- [What to produce]:
Copy every line from the records below that holds the word "трудового".

## start

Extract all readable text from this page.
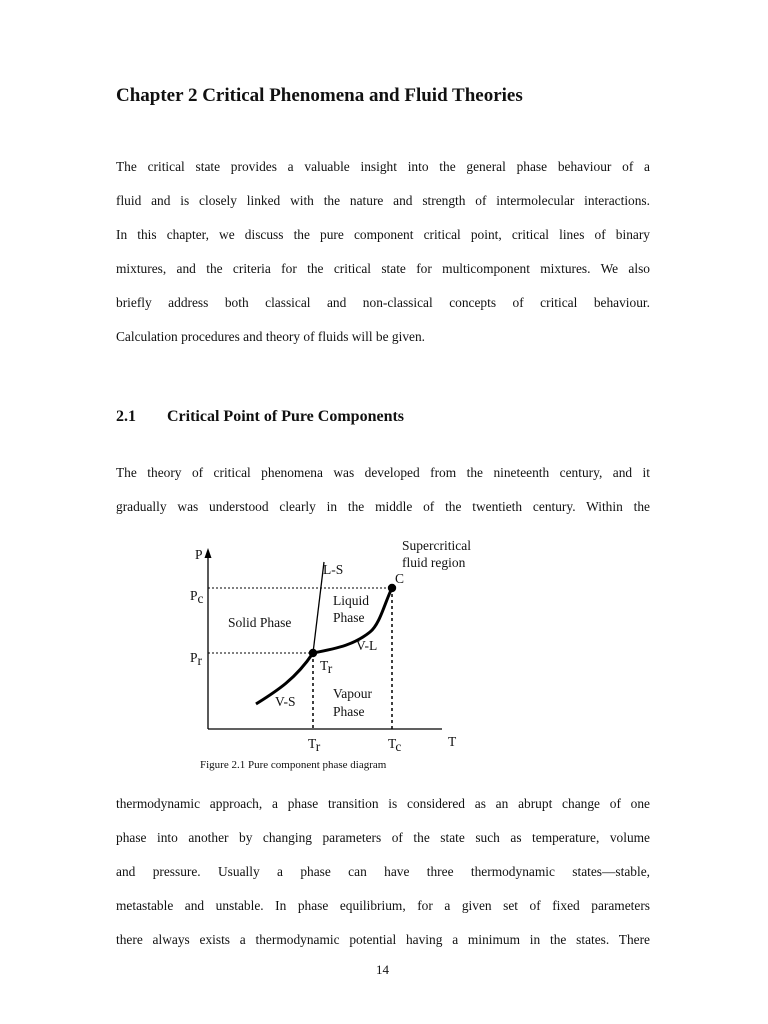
Chapter 2 Critical Phenomena and Fluid Theories

The critical state provides a valuable insight into the general phase behaviour of a
fluid and is closely linked with the nature and strength of intermolecular interactions.
In this chapter, we discuss the pure component critical point, critical lines of binary
mixtures, and the criteria for the critical state for multicomponent mixtures. We also
briefly address both classical and non-classical concepts of critical behaviour.
Calculation procedures and theory of fluids will be given.

2.1 Critical Point of Pure Components

The theory of critical phenomena was developed from the nineteenth century, and it
gradually was understood clearly in the middle of the twentieth century. Within the

P
T
Pc
Pr
Tr	Tc
Supercritical
fluid region
L-S
C
Liquid
Phase
Solid Phase
V-L
Tr
Vapour
Phase
V-S

Figure 2.1 Pure component phase diagram

thermodynamic approach, a phase transition is considered as an abrupt change of one
phase into another by changing parameters of the state such as temperature, volume
and pressure. Usually a phase can have three thermodynamic states—stable,
metastable and unstable. In phase equilibrium, for a given set of fixed parameters
there always exists a thermodynamic potential having a minimum in the states. There

14
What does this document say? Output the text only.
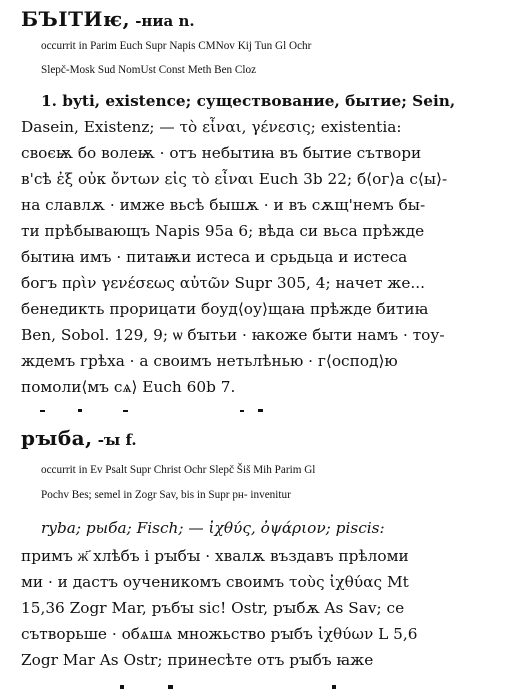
БЪІТИѥ, -ниа n.
occurrit in Parim Euch Supr Napis CMNov Kij Tun Gl Ochr
Slepč-Mosk Sud NomUst Const Meth Ben Cloz
1. byti, existence; существование, бытие; Sein,
Dasein, Existenz; — τὸ εἶναι, γένεσις; existentia:
своєѭ бо волеѭ · отъ небытиꙗ въ бытие сътвори
в'сѣ ἐξ οὐκ ὄντων εἰς τὸ εἶναι Euch 3b 22; б⟨ог⟩а с⟨ы⟩-
на славлѫ · имже вьсѣ бышѫ · и въ сѫщ'немъ бы-
ти прѣбывающъ Napis 95a 6; вѣда си вьса прѣжде
бытиꙗ имъ · питаѭи истеса и срьдьца и истеса
богъ πρὶν γενέσεως αὐτῶν Supr 305, 4; начет же...
бенедикть прорицати боуд⟨оу⟩щаꙗ прѣжде битиꙗ
Ben, Sobol. 129, 9; ѡ бꙑтьи · ꙗкоже быти намъ · тоу-
ждемъ грѣха · а своимъ нетьлѣнью · г⟨оспод⟩ю
помоли⟨мъ сѧ⟩ Euch 60b 7.
рꙑба, -ꙑ f.
occurrit in Ev Psalt Supr Christ Ochr Slepč Šiš Mih Parim Gl
Pochv Bes; semel in Zogr Sav, bis in Supr рн- invenitur
ryba; рыба; Fisch; — ἰχθύς, ὀψάριον; piscis:
примъ ж҃ хлѣбъ і рꙑбꙑ · хвалѫ въздавъ прѣломи
ми · и дастъ оученикомъ своимъ τοὺς ἰχθύας Mt
15,36 Zogr Mar, ръбꙑ sic! Ostr, рꙑбѫ As Sav; се
сътворьше · обѧшѧ множьство рꙑбъ ἰχθύων L 5,6
Zogr Mar As Ostr; принесѣте отъ рꙑбъ ꙗже
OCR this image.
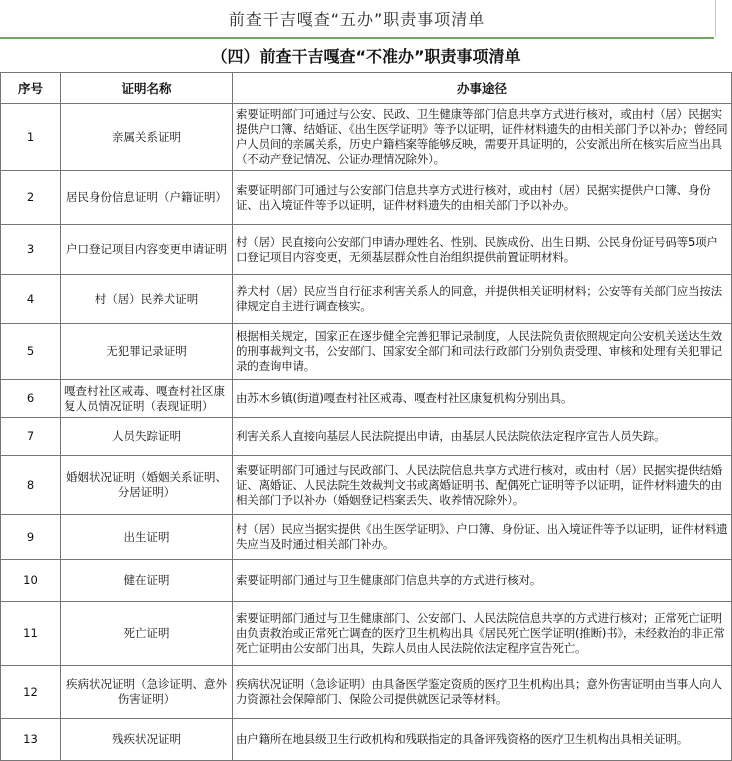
前查干吉嘎查“五办”职责事项清单
（四）前查干吉嘎查“不准办”职责事项清单
序号	证明名称	办事途径
1	亲属关系证明	索要证明部门可通过与公安、民政、卫生健康等部门信息共享方式进行核对，或由村（居）民据实提供户口簿、结婚证、《出生医学证明》等予以证明，证件材料遗失的由相关部门予以补办；曾经同户人员间的亲属关系，历史户籍档案等能够反映，需要开具证明的，公安派出所在核实后应当出具（不动产登记情况、公证办理情况除外）。
2	居民身份信息证明（户籍证明）	索要证明部门可通过与公安部门信息共享方式进行核对，或由村（居）民据实提供户口簿、身份证、出入境证件等予以证明，证件材料遗失的由相关部门予以补办。
3	户口登记项目内容变更申请证明	村（居）民直接向公安部门申请办理姓名、性别、民族成份、出生日期、公民身份证号码等5项户口登记项目内容变更，无须基层群众性自治组织提供前置证明材料。
4	村（居）民养犬证明	养犬村（居）民应当自行征求利害关系人的同意，并提供相关证明材料；公安等有关部门应当按法律规定自主进行调查核实。
5	无犯罪记录证明	根据相关规定，国家正在逐步健全完善犯罪记录制度，人民法院负责依照规定向公安机关送达生效的刑事裁判文书，公安部门、国家安全部门和司法行政部门分别负责受理、审核和处理有关犯罪记录的查询申请。
6	嘎查村社区戒毒、嘎查村社区康复人员情况证明（表现证明）	由苏木乡镇(街道)嘎查村社区戒毒、嘎查村社区康复机构分别出具。
7	人员失踪证明	利害关系人直接向基层人民法院提出申请，由基层人民法院依法定程序宣告人员失踪。
8	婚姻状况证明（婚姻关系证明、分居证明）	索要证明部门可通过与民政部门、人民法院信息共享方式进行核对，或由村（居）民据实提供结婚证、离婚证、人民法院生效裁判文书或离婚证明书、配偶死亡证明等予以证明，证件材料遗失的由相关部门予以补办（婚姻登记档案丢失、收养情况除外）。
9	出生证明	村（居）民应当据实提供《出生医学证明》、户口簿、身份证、出入境证件等予以证明，证件材料遗失应当及时通过相关部门补办。
10	健在证明	索要证明部门通过与卫生健康部门信息共享的方式进行核对。
11	死亡证明	索要证明部门通过与卫生健康部门、公安部门、人民法院信息共享的方式进行核对；正常死亡证明由负责救治或正常死亡调查的医疗卫生机构出具《居民死亡医学证明(推断)书》，未经救治的非正常死亡证明由公安部门出具，失踪人员由人民法院依法定程序宣告死亡。
12	疾病状况证明（急诊证明、意外伤害证明）	疾病状况证明（急诊证明）由具备医学鉴定资质的医疗卫生机构出具；意外伤害证明由当事人向人力资源社会保障部门、保险公司提供就医记录等材料。
13	残疾状况证明	由户籍所在地县级卫生行政机构和残联指定的具备评残资格的医疗卫生机构出具相关证明。
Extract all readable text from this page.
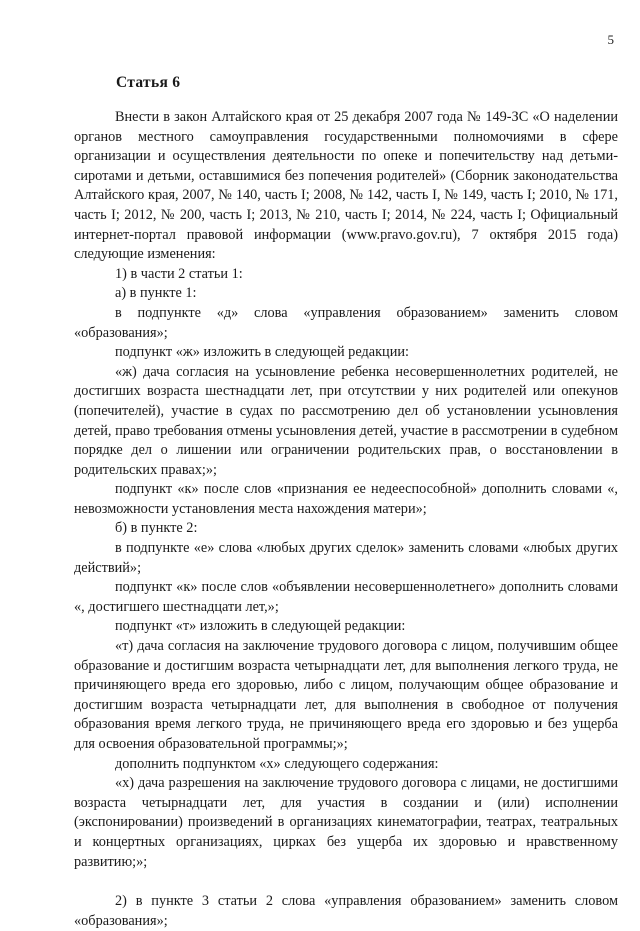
5
Статья 6

Внести в закон Алтайского края от 25 декабря 2007 года № 149-ЗС «О наделении органов местного самоуправления государственными полномочиями в сфере организации и осуществления деятельности по опеке и попечительству над детьми-сиротами и детьми, оставшимися без попечения родителей» (Сборник законодательства Алтайского края, 2007, № 140, часть I; 2008, № 142, часть I, № 149, часть I; 2010, № 171, часть I; 2012, № 200, часть I; 2013, № 210, часть I; 2014, № 224, часть I; Официальный интернет-портал правовой информации (www.pravo.gov.ru), 7 октября 2015 года) следующие изменения:

1) в части 2 статьи 1:

а) в пункте 1:

в подпункте «д» слова «управления образованием» заменить словом «образования»;

подпункт «ж» изложить в следующей редакции:

«ж) дача согласия на усыновление ребенка несовершеннолетних родителей, не достигших возраста шестнадцати лет, при отсутствии у них родителей или опекунов (попечителей), участие в судах по рассмотрению дел об установлении усыновления детей, право требования отмены усыновления детей, участие в рассмотрении в судебном порядке дел о лишении или ограничении родительских прав, о восстановлении в родительских правах;»;

подпункт «к» после слов «признания ее недееспособной» дополнить словами «, невозможности установления места нахождения матери»;

б) в пункте 2:

в подпункте «е» слова «любых других сделок» заменить словами «любых других действий»;

подпункт «к» после слов «объявлении несовершеннолетнего» дополнить словами «, достигшего шестнадцати лет,»;

подпункт «т» изложить в следующей редакции:

«т) дача согласия на заключение трудового договора с лицом, получившим общее образование и достигшим возраста четырнадцати лет, для выполнения легкого труда, не причиняющего вреда его здоровью, либо с лицом, получающим общее образование и достигшим возраста четырнадцати лет, для выполнения в свободное от получения образования время легкого труда, не причиняющего вреда его здоровью и без ущерба для освоения образовательной программы;»;

дополнить подпунктом «х» следующего содержания:

«х) дача разрешения на заключение трудового договора с лицами, не достигшими возраста четырнадцати лет, для участия в создании и (или) исполнении (экспонировании) произведений в организациях кинематографии, театрах, театральных и концертных организациях, цирках без ущерба их здоровью и нравственному развитию;»;

2) в пункте 3 статьи 2 слова «управления образованием» заменить словом «образования»;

## end

- [Exercise response]:
«т) дача согласия на заключение трудового договора с лицом, получившим общее образование и достигшим возраста четырнадцати лет, для выполнения легкого труда, не причиняющего вреда его здоровью, либо с лицом, получающим общее образование и достигшим возраста четырнадцати лет, для выполнения в свободное от получения образования время легкого труда, не причиняющего вреда его здоровью и без ущерба для освоения образовательной программы;»;
«х) дача разрешения на заключение трудового договора с лицами, не достигшими возраста четырнадцати лет, для участия в создании и (или) исполнении (экспонировании) произведений в организациях кинематографии, театрах, театральных и концертных организациях, цирках без ущерба их здоровью и нравственному развитию;»;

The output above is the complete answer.